WHAT YOU SHOULD DO: The records below must be duplicated exactly, character for character.

RAW DATA:
::::
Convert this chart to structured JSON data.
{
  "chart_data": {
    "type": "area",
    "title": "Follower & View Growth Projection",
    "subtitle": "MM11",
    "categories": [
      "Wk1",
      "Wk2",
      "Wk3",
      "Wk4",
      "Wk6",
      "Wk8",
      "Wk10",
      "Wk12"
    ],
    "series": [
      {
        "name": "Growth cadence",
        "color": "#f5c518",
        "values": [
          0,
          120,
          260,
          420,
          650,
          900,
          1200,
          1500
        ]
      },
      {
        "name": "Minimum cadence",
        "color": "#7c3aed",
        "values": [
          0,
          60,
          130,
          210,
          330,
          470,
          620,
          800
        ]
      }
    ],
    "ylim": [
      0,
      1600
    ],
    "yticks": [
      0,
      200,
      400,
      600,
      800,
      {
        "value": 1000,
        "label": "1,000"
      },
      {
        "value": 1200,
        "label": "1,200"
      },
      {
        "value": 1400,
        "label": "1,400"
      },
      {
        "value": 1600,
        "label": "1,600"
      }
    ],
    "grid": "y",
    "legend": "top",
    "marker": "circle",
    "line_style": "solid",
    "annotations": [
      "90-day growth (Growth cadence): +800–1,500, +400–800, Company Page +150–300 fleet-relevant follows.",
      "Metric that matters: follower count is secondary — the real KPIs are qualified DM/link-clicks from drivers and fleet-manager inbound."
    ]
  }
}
::::
SOLVED PROBLEM:
Convert this chart to structured JSON data.
{
  "chart_data": {
    "type": "area",
    "title": "Follower & View Growth Projection",
    "subtitle": "MM11",
    "categories": [
      "Wk1",
      "Wk2",
      "Wk3",
      "Wk4",
      "Wk6",
      "Wk8",
      "Wk10",
      "Wk12"
    ],
    "series": [
      {
        "name": "Growth cadence",
        "color": "#f5c518",
        "values": [
          0,
          120,
          260,
          420,
          650,
          900,
          1200,
          1500
        ]
      },
      {
        "name": "Minimum cadence",
        "color": "#7c3aed",
        "values": [
          0,
          60,
          130,
          210,
          330,
          470,
          620,
          800
        ]
      }
    ],
    "ylim": [
      0,
      1600
    ],
    "yticks": [
      0,
      200,
      400,
      600,
      800,
      {
        "value": 1000,
        "label": "1,000"
      },
      {
        "value": 1200,
        "label": "1,200"
      },
      {
        "value": 1400,
        "label": "1,400"
      },
      {
        "value": 1600,
        "label": "1,600"
      }
    ],
    "grid": "y",
    "legend": "top",
    "marker": "circle",
    "line_style": "solid",
    "annotations": [
      "90-day growth (Growth cadence): +800–1,500, +400–800, Company Page +150–300 fleet-relevant follows.",
      "Metric that matters: follower count is secondary — the real KPIs are qualified DM/link-clicks from drivers and fleet-manager inbound."
    ]
  }
}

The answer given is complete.